Search the data for the word "months". Reproduce every line where it is found.

Part of a data file:
** BEGIN **

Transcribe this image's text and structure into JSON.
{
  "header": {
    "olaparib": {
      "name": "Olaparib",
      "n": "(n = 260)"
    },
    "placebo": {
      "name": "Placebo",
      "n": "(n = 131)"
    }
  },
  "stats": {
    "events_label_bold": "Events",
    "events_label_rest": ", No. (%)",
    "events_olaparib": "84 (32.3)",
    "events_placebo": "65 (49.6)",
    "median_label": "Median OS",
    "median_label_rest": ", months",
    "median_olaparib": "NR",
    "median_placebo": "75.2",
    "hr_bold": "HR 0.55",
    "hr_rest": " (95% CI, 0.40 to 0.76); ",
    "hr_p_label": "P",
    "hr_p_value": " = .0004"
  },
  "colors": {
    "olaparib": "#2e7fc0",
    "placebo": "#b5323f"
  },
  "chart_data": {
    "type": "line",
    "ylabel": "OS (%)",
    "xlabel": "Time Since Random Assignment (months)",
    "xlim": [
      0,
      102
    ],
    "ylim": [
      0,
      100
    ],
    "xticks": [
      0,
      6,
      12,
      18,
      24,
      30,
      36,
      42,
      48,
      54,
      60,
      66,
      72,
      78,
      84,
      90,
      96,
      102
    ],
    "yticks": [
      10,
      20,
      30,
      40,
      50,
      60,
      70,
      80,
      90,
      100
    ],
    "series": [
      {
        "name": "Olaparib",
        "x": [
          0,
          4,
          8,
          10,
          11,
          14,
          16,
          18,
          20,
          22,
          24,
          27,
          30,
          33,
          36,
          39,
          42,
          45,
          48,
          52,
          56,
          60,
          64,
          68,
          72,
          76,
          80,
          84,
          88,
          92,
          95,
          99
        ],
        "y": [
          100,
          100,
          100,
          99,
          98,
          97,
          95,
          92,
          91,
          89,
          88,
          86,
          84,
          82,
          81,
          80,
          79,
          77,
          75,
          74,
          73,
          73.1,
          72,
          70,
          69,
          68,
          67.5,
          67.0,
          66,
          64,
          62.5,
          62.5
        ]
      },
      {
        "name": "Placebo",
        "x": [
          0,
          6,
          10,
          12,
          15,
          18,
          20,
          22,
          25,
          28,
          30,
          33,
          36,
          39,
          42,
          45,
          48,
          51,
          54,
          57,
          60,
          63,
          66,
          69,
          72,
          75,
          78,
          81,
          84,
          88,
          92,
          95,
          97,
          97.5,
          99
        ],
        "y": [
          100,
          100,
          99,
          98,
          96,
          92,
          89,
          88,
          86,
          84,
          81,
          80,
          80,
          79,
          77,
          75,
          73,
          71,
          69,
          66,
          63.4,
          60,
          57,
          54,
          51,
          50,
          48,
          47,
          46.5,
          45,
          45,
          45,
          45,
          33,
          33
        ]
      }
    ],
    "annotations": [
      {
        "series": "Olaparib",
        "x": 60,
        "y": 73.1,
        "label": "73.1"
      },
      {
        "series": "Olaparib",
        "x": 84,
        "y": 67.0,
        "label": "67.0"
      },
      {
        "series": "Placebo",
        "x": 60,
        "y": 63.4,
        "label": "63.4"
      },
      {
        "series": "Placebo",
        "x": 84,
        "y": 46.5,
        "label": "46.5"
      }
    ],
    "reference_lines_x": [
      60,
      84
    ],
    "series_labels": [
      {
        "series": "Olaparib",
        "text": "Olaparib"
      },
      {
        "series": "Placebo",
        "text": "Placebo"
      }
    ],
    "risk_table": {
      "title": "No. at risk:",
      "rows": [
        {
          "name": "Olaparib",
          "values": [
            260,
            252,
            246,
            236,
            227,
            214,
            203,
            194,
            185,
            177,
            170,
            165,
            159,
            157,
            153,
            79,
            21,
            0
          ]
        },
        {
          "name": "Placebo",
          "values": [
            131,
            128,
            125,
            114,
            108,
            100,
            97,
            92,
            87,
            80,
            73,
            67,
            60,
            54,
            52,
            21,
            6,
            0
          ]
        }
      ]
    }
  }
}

** END **

**TASK SOLUTION:**
    "median_label_rest": ", months",
    "xlabel": "Time Since Random Assignment (months)",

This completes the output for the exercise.